TEXT >>
== == ==

February 3, 2014 at 10:47 pm
Jeff Moden (2/3/2014)
This guy isn't the only person of such ilk when it comes to indexes. I also see that Brent Ozar published an article about what a waste of time it is to even REORGANIZE indexes. While I, again, see some merit in his proposal, I don't believe that enough testing has been done to make it a standard practice where I work.
That is one I completely disagree with, and I have good solid reasons as to why. Tony tried arguing that one with me, not budging.
Gail Shaw
Microsoft Certified Master: SQL Server, MVP, M.Sc (Comp Sci)
SQL In The Wild: Discussions on DB performance with occasional diversions into recoverability
February 4, 2014 at 2:39 am
L' Eomot Inversé (2/3/2014)
If I believed that I would be be leaping in with a better hash join that had a much greater probability of having clashes to deal with - it's pretty easy to handle clashes, and clashes at a much higher rate than likely guid clashes cost very little to handle in a join, and getting the probability down to that of guid clashes will cost more overall (including having a much longer hash to compare).

== == ==

INFORMATION PROVIDED >>
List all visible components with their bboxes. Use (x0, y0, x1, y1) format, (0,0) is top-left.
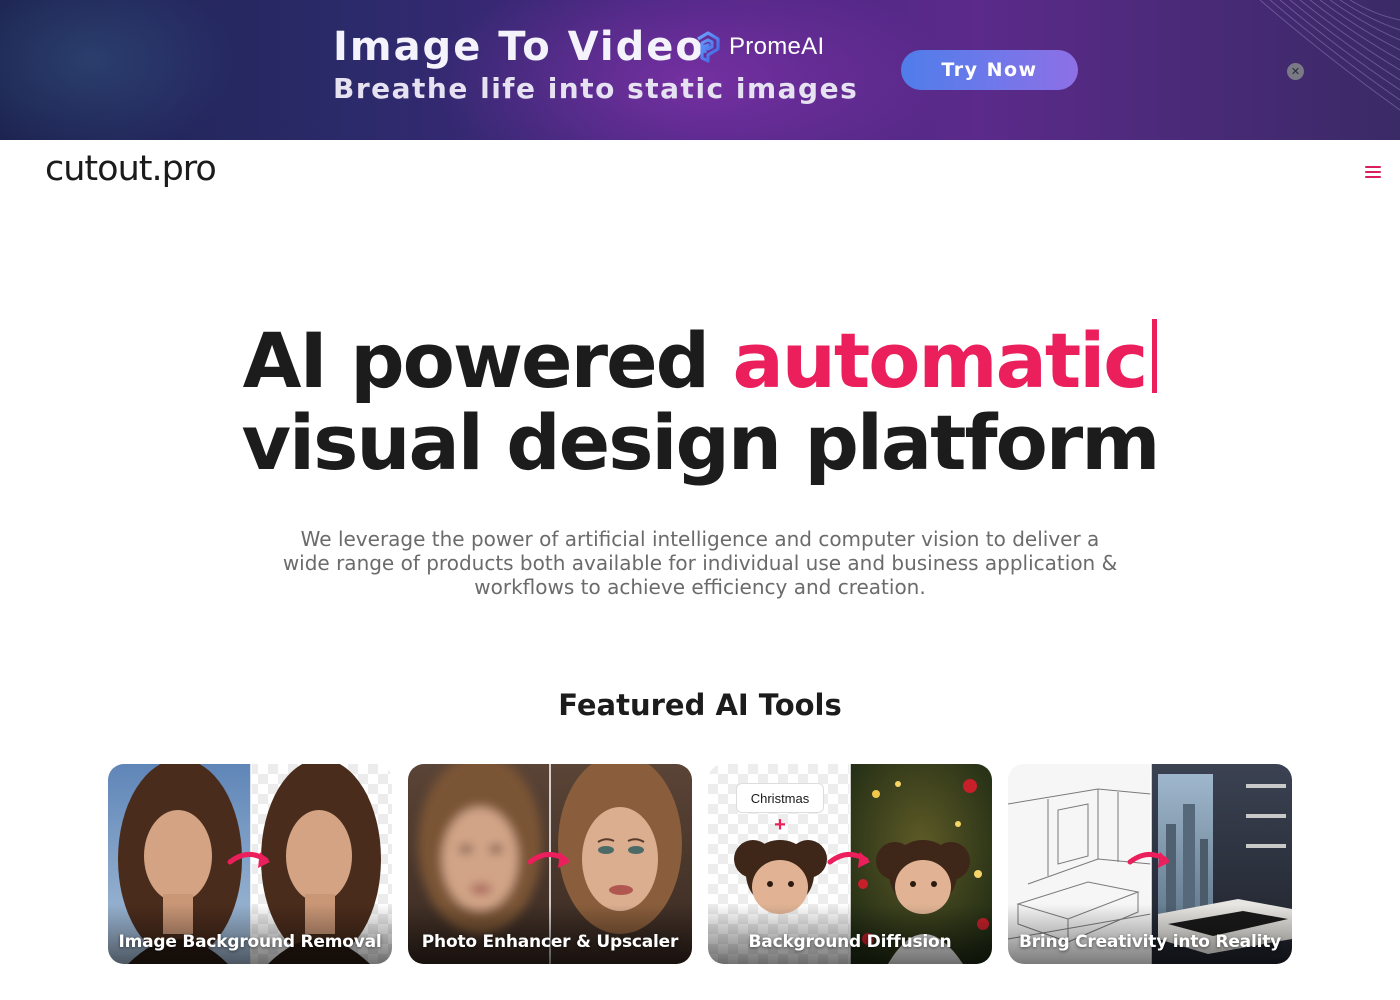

== == ==

PROBLEM STATEMENT >> Reproduce the forum thread on SQL Server indexes in full, word for word. The listing has no connection to the forum thread on SQL Server indexes.

RESULT FOR THIS TASK >>
February 3, 2014 at 10:47 pm
Jeff Moden (2/3/2014)
This guy isn't the only person of such ilk when it comes to indexes. I also see that Brent Ozar published an article about what a waste of time it is to even REORGANIZE indexes. While I, again, see some merit in his proposal, I don't believe that enough testing has been done to make it a standard practice where I work.
That is one I completely disagree with, and I have good solid reasons as to why. Tony tried arguing that one with me, not budging.
Gail Shaw
Microsoft Certified Master: SQL Server, MVP, M.Sc (Comp Sci)
SQL In The Wild: Discussions on DB performance with occasional diversions into recoverability
February 4, 2014 at 2:39 am
L' Eomot Inversé (2/3/2014)
If I believed that I would be be leaping in with a better hash join that had a much greater probability of having clashes to deal with - it's pretty easy to handle clashes, and clashes at a much higher rate than likely guid clashes cost very little to handle in a join, and getting the probability down to that of guid clashes will cost more overall (including having a much longer hash to compare).